# [Short problem]
Quote every entry word for word.

# [Given data]
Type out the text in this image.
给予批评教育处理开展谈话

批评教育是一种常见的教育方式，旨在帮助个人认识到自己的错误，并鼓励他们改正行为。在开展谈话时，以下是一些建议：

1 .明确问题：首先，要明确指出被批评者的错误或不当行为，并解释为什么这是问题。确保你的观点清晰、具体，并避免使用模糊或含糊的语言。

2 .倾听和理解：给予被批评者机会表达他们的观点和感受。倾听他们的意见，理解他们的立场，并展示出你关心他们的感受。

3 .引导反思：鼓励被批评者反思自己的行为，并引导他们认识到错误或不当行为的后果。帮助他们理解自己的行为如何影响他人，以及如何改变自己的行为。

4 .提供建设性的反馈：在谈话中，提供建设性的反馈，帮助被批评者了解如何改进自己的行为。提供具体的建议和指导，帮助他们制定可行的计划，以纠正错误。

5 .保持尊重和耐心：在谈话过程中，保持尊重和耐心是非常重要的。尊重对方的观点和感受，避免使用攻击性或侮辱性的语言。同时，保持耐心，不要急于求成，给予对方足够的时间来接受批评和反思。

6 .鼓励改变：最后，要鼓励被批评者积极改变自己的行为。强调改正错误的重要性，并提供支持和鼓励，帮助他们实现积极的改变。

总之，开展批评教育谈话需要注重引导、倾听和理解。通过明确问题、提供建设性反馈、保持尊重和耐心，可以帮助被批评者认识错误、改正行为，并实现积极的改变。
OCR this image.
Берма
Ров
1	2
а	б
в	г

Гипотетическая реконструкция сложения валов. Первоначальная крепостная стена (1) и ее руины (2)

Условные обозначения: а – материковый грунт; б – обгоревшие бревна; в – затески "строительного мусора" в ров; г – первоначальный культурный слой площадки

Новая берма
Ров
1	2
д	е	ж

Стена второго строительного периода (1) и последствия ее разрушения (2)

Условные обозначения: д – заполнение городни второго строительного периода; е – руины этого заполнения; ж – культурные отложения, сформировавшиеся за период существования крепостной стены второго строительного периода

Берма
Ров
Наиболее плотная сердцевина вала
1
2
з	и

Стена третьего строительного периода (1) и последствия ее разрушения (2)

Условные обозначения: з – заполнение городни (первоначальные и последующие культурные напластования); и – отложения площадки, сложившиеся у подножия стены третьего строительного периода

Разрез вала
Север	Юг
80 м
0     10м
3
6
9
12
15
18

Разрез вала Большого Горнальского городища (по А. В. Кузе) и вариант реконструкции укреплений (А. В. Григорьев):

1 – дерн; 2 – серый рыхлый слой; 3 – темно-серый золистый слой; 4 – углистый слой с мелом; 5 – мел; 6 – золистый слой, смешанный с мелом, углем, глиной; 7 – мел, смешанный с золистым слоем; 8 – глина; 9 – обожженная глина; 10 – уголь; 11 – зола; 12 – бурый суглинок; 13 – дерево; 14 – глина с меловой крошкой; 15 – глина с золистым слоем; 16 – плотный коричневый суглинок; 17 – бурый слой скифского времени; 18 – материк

# [Written response]
Type out the text in this image.
给予批评教育处理开展谈话

批评教育是一种常见的教育方式，旨在帮助个人认识到自己的错误，并鼓励他们改正行为。在开展谈话时，以下是一些建议：

1 .明确问题：首先，要明确指出被批评者的错误或不当行为，并解释为什么这是问题。确保你的观点清晰、具体，并避免使用模糊或含糊的语言。

2 .倾听和理解：给予被批评者机会表达他们的观点和感受。倾听他们的意见，理解他们的立场，并展示出你关心他们的感受。

3 .引导反思：鼓励被批评者反思自己的行为，并引导他们认识到错误或不当行为的后果。帮助他们理解自己的行为如何影响他人，以及如何改变自己的行为。

4 .提供建设性的反馈：在谈话中，提供建设性的反馈，帮助被批评者了解如何改进自己的行为。提供具体的建议和指导，帮助他们制定可行的计划，以纠正错误。

5 .保持尊重和耐心：在谈话过程中，保持尊重和耐心是非常重要的。尊重对方的观点和感受，避免使用攻击性或侮辱性的语言。同时，保持耐心，不要急于求成，给予对方足够的时间来接受批评和反思。

6 .鼓励改变：最后，要鼓励被批评者积极改变自己的行为。强调改正错误的重要性，并提供支持和鼓励，帮助他们实现积极的改变。

总之，开展批评教育谈话需要注重引导、倾听和理解。通过明确问题、提供建设性反馈、保持尊重和耐心，可以帮助被批评者认识错误、改正行为，并实现积极的改变。
OCR this image.
Берма
Ров
1	2
а	б
в	г

Гипотетическая реконструкция сложения валов. Первоначальная крепостная стена (1) и ее руины (2)

Условные обозначения: а – материковый грунт; б – обгоревшие бревна; в – затески "строительного мусора" в ров; г – первоначальный культурный слой площадки

Новая берма
Ров
1	2
д	е	ж

Стена второго строительного периода (1) и последствия ее разрушения (2)

Условные обозначения: д – заполнение городни второго строительного периода; е – руины этого заполнения; ж – культурные отложения, сформировавшиеся за период существования крепостной стены второго строительного периода

Берма
Ров
Наиболее плотная сердцевина вала
1
2
з	и

Стена третьего строительного периода (1) и последствия ее разрушения (2)

Условные обозначения: з – заполнение городни (первоначальные и последующие культурные напластования); и – отложения площадки, сложившиеся у подножия стены третьего строительного периода

Разрез вала
Север	Юг
80 м
0     10м
3
6
9
12
15
18

Разрез вала Большого Горнальского городища (по А. В. Кузе) и вариант реконструкции укреплений (А. В. Григорьев):

1 – дерн; 2 – серый рыхлый слой; 3 – темно-серый золистый слой; 4 – углистый слой с мелом; 5 – мел; 6 – золистый слой, смешанный с мелом, углем, глиной; 7 – мел, смешанный с золистым слоем; 8 – глина; 9 – обожженная глина; 10 – уголь; 11 – зола; 12 – бурый суглинок; 13 – дерево; 14 – глина с меловой крошкой; 15 – глина с золистым слоем; 16 – плотный коричневый суглинок; 17 – бурый слой скифского времени; 18 – материк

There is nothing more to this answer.